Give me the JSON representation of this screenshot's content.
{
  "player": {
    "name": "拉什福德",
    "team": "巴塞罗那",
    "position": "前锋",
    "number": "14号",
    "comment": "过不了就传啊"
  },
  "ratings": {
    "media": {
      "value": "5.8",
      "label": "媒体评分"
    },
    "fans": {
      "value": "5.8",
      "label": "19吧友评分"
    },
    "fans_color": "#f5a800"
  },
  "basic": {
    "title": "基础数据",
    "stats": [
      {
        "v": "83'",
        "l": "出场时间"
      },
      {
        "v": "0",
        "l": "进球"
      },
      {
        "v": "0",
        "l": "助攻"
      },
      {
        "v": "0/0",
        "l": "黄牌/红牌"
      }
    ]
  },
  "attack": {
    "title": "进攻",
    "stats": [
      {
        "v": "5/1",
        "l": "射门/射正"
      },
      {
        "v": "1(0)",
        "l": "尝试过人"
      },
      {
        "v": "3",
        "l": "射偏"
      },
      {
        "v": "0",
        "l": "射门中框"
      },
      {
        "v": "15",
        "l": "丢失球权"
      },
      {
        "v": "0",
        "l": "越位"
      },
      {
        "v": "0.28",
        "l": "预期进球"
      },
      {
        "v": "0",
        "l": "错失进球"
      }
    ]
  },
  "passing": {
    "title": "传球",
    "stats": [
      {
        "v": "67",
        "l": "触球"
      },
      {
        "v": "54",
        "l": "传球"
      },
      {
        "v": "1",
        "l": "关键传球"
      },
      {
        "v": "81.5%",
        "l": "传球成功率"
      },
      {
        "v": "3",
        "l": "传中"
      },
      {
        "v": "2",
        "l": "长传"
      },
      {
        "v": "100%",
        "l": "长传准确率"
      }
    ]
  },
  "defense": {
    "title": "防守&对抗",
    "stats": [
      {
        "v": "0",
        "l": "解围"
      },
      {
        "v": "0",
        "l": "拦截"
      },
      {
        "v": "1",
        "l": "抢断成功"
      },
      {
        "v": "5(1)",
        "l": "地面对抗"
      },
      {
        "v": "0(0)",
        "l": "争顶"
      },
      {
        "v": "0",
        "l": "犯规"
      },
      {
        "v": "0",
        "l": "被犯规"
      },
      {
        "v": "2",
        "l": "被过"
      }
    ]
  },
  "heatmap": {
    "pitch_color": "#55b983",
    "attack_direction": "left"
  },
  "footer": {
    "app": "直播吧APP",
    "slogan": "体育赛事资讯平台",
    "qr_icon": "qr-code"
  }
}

_ _ _ _ _ _ _

#### Exercise goal
Transcribe all lines as written.

#### Response
Give me the JSON representation of this screenshot's content.
{
  "player": {
    "name": "拉什福德",
    "team": "巴塞罗那",
    "position": "前锋",
    "number": "14号",
    "comment": "过不了就传啊"
  },
  "ratings": {
    "media": {
      "value": "5.8",
      "label": "媒体评分"
    },
    "fans": {
      "value": "5.8",
      "label": "19吧友评分"
    },
    "fans_color": "#f5a800"
  },
  "basic": {
    "title": "基础数据",
    "stats": [
      {
        "v": "83'",
        "l": "出场时间"
      },
      {
        "v": "0",
        "l": "进球"
      },
      {
        "v": "0",
        "l": "助攻"
      },
      {
        "v": "0/0",
        "l": "黄牌/红牌"
      }
    ]
  },
  "attack": {
    "title": "进攻",
    "stats": [
      {
        "v": "5/1",
        "l": "射门/射正"
      },
      {
        "v": "1(0)",
        "l": "尝试过人"
      },
      {
        "v": "3",
        "l": "射偏"
      },
      {
        "v": "0",
        "l": "射门中框"
      },
      {
        "v": "15",
        "l": "丢失球权"
      },
      {
        "v": "0",
        "l": "越位"
      },
      {
        "v": "0.28",
        "l": "预期进球"
      },
      {
        "v": "0",
        "l": "错失进球"
      }
    ]
  },
  "passing": {
    "title": "传球",
    "stats": [
      {
        "v": "67",
        "l": "触球"
      },
      {
        "v": "54",
        "l": "传球"
      },
      {
        "v": "1",
        "l": "关键传球"
      },
      {
        "v": "81.5%",
        "l": "传球成功率"
      },
      {
        "v": "3",
        "l": "传中"
      },
      {
        "v": "2",
        "l": "长传"
      },
      {
        "v": "100%",
        "l": "长传准确率"
      }
    ]
  },
  "defense": {
    "title": "防守&对抗",
    "stats": [
      {
        "v": "0",
        "l": "解围"
      },
      {
        "v": "0",
        "l": "拦截"
      },
      {
        "v": "1",
        "l": "抢断成功"
      },
      {
        "v": "5(1)",
        "l": "地面对抗"
      },
      {
        "v": "0(0)",
        "l": "争顶"
      },
      {
        "v": "0",
        "l": "犯规"
      },
      {
        "v": "0",
        "l": "被犯规"
      },
      {
        "v": "2",
        "l": "被过"
      }
    ]
  },
  "heatmap": {
    "pitch_color": "#55b983",
    "attack_direction": "left"
  },
  "footer": {
    "app": "直播吧APP",
    "slogan": "体育赛事资讯平台",
    "qr_icon": "qr-code"
  }
}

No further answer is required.